[TASKS TO PERFORM]
- A) Using the discussion of Perl thread data models, explain why the argument on perl6-internals calls for a :shared attribute on shared variables.
- B) According to the discussion of Perl thread data models, what does the fetch() op hold instead of the name of the variable $b?
- C) Continue the discussion of Perl thread data models from its last sentence.

Begin PROVIDED TEXT

It has been argued on perl6-internals that 
- acquiring mutexes takes time
- most variables aren't shared
- we should optimize for the common case by requiring a :shared
  attribute on shared variables. 

Variables declared without a :shared attribute would be isolated: each
thread gets its own value for the variable. In this model, the user
incurs the cost of mutexes only for data that is actually shared
between threads.

This is a valid argument. However, an isolated data model has its own
costs, and we need to understand these, so that we can compare them to
the costs of a shared data model.

The first interesting question is: How does a thread get access to its
own value for a variable?

We can break the problem into two broad cases
- All threads execute the same op tree
- Each thread executes its own copy of the op tree

Let's look at these in detail

1. All threads execute the same op tree

Consider an op, like

fetch(b)

If you actually compile a Perl program, like

$a = $b

and then look at the op tree, you won't find the symbol "$b", or "b"
anywhere in it. The fetch() op does not have the name of the variable
$b; rather, it holds a pointer to the value for $b.

End PROVIDED TEXT
Begin LISTING

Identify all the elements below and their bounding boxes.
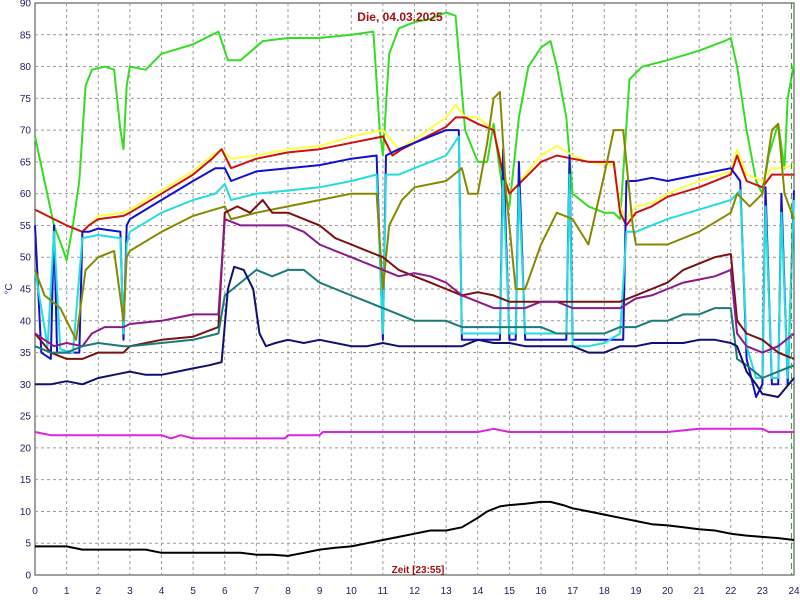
x-tick-label: 11	[378, 586, 389, 597]
y-tick-label: 35	[20, 348, 32, 359]
y-tick-label: 90	[20, 0, 32, 10]
series-line-3	[34, 116, 794, 233]
x-tick-label: 2	[95, 586, 101, 597]
y-tick-label: 60	[20, 189, 32, 200]
x-tick-label: 4	[159, 586, 165, 597]
series-line-9	[34, 268, 795, 379]
x-tick-label: 8	[285, 586, 291, 597]
x-tick-label: 0	[32, 586, 38, 597]
x-tick-labels: 0 1 2 3 4 5 6 7 8 9 10 11 12 13 14 15 16 17 18 19 20 21 22 23 24	[32, 586, 800, 597]
chart-title: Die, 04.03.2025	[357, 10, 443, 24]
x-tick-label: 15	[504, 586, 516, 597]
series-line-2	[34, 103, 795, 233]
x-tick-label: 13	[441, 586, 453, 597]
y-tick-label: 10	[20, 507, 32, 518]
y-tick-label: 70	[20, 126, 32, 137]
y-tick-label: 0	[25, 571, 31, 582]
series-line-12	[35, 500, 795, 557]
grid	[35, 3, 794, 575]
series-group	[34, 11, 795, 557]
y-tick-label: 30	[20, 380, 32, 391]
y-axis-label: °C	[4, 283, 15, 294]
y-tick-label: 20	[20, 443, 32, 454]
x-tick-label: 6	[222, 586, 228, 597]
y-tick-label: 40	[20, 316, 32, 327]
y-tick-labels: 0 5 10 15 20 25 30 35 40 45 50 55 60 65 70 75 80 85 90	[20, 0, 32, 582]
y-tick-label: 5	[25, 539, 31, 550]
series-line-11	[34, 427, 794, 440]
series-line-5	[34, 135, 795, 379]
x-tick-label: 17	[567, 586, 579, 597]
y-tick-label: 15	[20, 475, 32, 486]
y-tick-label: 80	[20, 62, 32, 73]
y-tick-label: 25	[20, 412, 32, 423]
x-tick-label: 7	[254, 586, 260, 597]
series-line-8	[34, 218, 795, 354]
y-tick-label: 55	[20, 221, 32, 232]
x-tick-label: 9	[317, 586, 323, 597]
series-line-1	[34, 11, 795, 262]
x-tick-label: 12	[409, 586, 421, 597]
x-tick-label: 18	[599, 586, 611, 597]
x-tick-label: 19	[630, 586, 642, 597]
series-line-6	[34, 91, 795, 341]
x-tick-label: 22	[725, 586, 737, 597]
x-tick-label: 20	[662, 586, 674, 597]
y-tick-label: 45	[20, 285, 32, 296]
x-tick-label: 10	[346, 586, 358, 597]
series-line-10	[35, 265, 795, 398]
series-line-7	[34, 199, 795, 360]
y-tick-label: 75	[20, 94, 32, 105]
x-tick-label: 16	[535, 586, 547, 597]
y-tick-label: 65	[20, 157, 32, 168]
x-axis-label: Zeit [23:55]	[392, 565, 445, 576]
y-tick-label: 85	[20, 30, 32, 41]
x-tick-label: 24	[788, 586, 800, 597]
y-tick-label: 50	[20, 253, 32, 264]
x-tick-label: 14	[472, 586, 484, 597]
x-tick-label: 5	[190, 586, 196, 597]
x-tick-label: 1	[64, 586, 70, 597]
x-tick-label: 23	[757, 586, 769, 597]
x-tick-label: 21	[694, 586, 706, 597]
x-tick-label: 3	[127, 586, 133, 597]
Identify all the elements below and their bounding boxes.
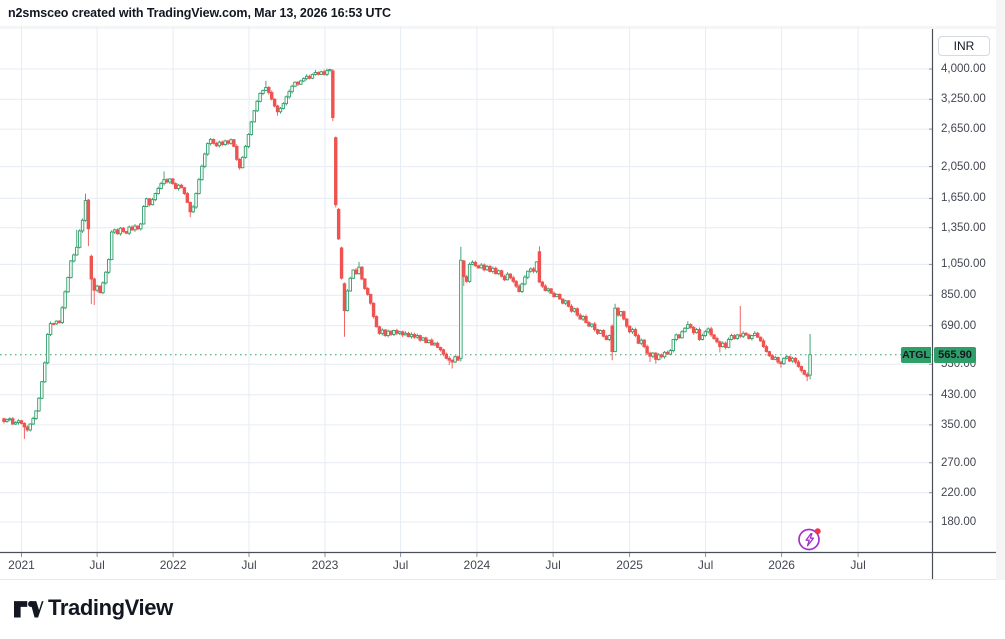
last-price-tag: 565.90 bbox=[934, 346, 976, 363]
price-tick-label: 270.00 bbox=[941, 456, 977, 469]
time-tick-label: Jul bbox=[241, 558, 257, 572]
price-tick-label: 180.00 bbox=[941, 516, 977, 528]
candlestick-series bbox=[2, 68, 812, 439]
time-tick-label: 2022 bbox=[159, 558, 187, 572]
price-tick-label: 1,650.00 bbox=[941, 192, 986, 205]
price-tick-label: 3,250.00 bbox=[941, 93, 986, 106]
attribution-text: n2smsceo created with TradingView.com, M… bbox=[8, 6, 391, 20]
time-tick-label: 2024 bbox=[463, 558, 491, 572]
time-tick-label: 2025 bbox=[616, 558, 643, 572]
price-tick-label: 1,050.00 bbox=[941, 258, 986, 271]
time-tick-label: Jul bbox=[392, 558, 409, 572]
time-tick-label: 2026 bbox=[768, 558, 795, 572]
price-tick-label: 2,050.00 bbox=[941, 160, 986, 173]
tradingview-logo-icon bbox=[14, 601, 44, 618]
time-tick-label: 2023 bbox=[311, 558, 339, 572]
price-tick-label: 1,350.00 bbox=[941, 221, 986, 234]
time-tick-label: Jul bbox=[89, 558, 105, 572]
tradingview-brand-text: TradingView bbox=[48, 595, 173, 620]
price-tick-label: 4,000.00 bbox=[941, 63, 986, 75]
price-tick-label: 430.00 bbox=[941, 388, 977, 401]
price-tick-label: 220.00 bbox=[941, 486, 977, 499]
price-tick-label: 350.00 bbox=[941, 418, 977, 431]
time-tick-label: Jul bbox=[545, 558, 561, 572]
lightning-icon[interactable] bbox=[796, 525, 824, 553]
price-tick-label: 850.00 bbox=[941, 289, 977, 302]
price-tick-label: 2,650.00 bbox=[941, 123, 986, 136]
time-tick-label: 2021 bbox=[8, 558, 35, 572]
time-tick-label: Jul bbox=[850, 558, 866, 572]
currency-button[interactable]: INR bbox=[938, 36, 990, 56]
symbol-tag: ATGL bbox=[901, 346, 931, 363]
price-tick-label: 690.00 bbox=[941, 319, 977, 332]
time-tick-label: Jul bbox=[697, 558, 714, 572]
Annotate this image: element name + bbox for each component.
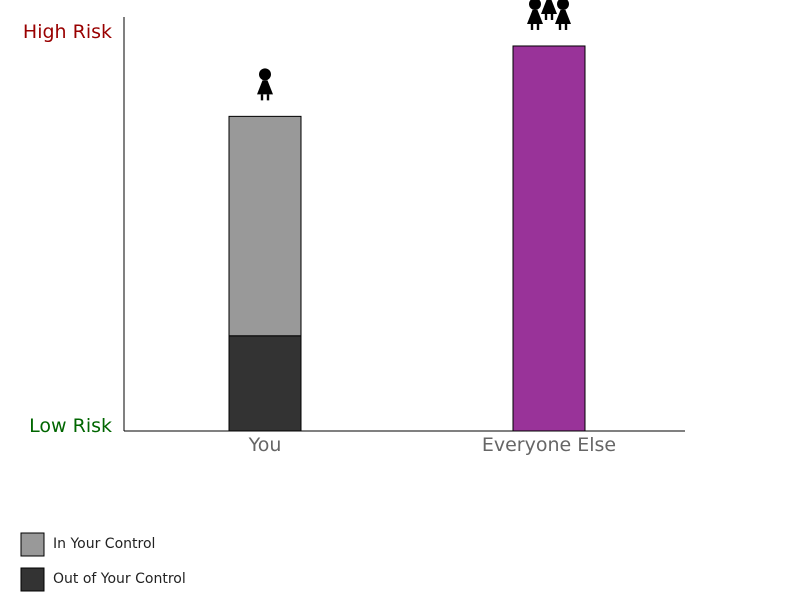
icons-group: [257, 0, 571, 101]
person-icon: [257, 68, 273, 101]
person-icon: [541, 0, 557, 20]
person-icon: [555, 0, 571, 30]
bar-everyone-else-series-2: [512, 45, 586, 432]
group-icon: [527, 0, 571, 30]
legend-swatch: [20, 567, 45, 592]
legend: In Your Control Out of Your Control: [20, 532, 186, 592]
low-risk-label: Low Risk: [29, 415, 112, 437]
category-label: Everyone Else: [482, 434, 616, 456]
bar-you-series-1: [228, 115, 302, 337]
bar-you-series-0: [228, 335, 302, 432]
legend-label: In Your Control: [53, 536, 155, 552]
category-label: You: [248, 434, 282, 456]
legend-label: Out of Your Control: [53, 571, 186, 587]
person-icon: [527, 0, 543, 30]
bars-group: [228, 45, 586, 432]
category-labels: You Everyone Else: [248, 434, 617, 456]
high-risk-label: High Risk: [23, 21, 112, 43]
legend-swatch: [20, 532, 45, 557]
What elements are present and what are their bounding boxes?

End LISTING

[ANSWERS TO THE EXERCISE]
- A) Acquiring mutexes takes time, and most variables aren't shared. Requiring a :shared attribute optimizes for that common case: variables without it are isolated, so the user pays the cost of mutexes only for data that is actually shared between threads.

- B) A pointer to the value for $b.

- C)
If each thread is to have its own value for $b, then the fetch() op
can't hold a pointer to *the* value. Instead, it must hold a pointer
to a map that indexes from thread ID to the value of $b for that
thread. Thread IDs tend to be sparse, so the map can't be implemented
as an array. It will have to be a hash, or a B*-tree, or a balanced
B-tree, or the like.

We can do this: we can build maps. But they take space to build, and
they take time to search, and we incur that space for every variable,
and we incur that time for every variable access.


2. Each thread executes its own copy of the op tree
This breaks down further according to how much of the op tree we copy,
and when we copy it. Here are several possibilities

2.1 Copy everything at thread creation
This is simple and straightforward. We copy the op tree for every
subroutine in the entire program at thread creation. As we copy the
ops, we create new values for all the variables, and set the new ops
to point to the new values. Obviously, this takes space and time.

2.2 Copy subroutines on demand
We could defer copying subroutines until they are actually called by
the new thread. However, this leads to a problem analogous to the one
discussed in case 1 above. The entersub() op can no longer hold a
pointer to *the* coderef for the subroutine. Instead, it must hold a
pointer to a map that indexes from thread ID to the coderef.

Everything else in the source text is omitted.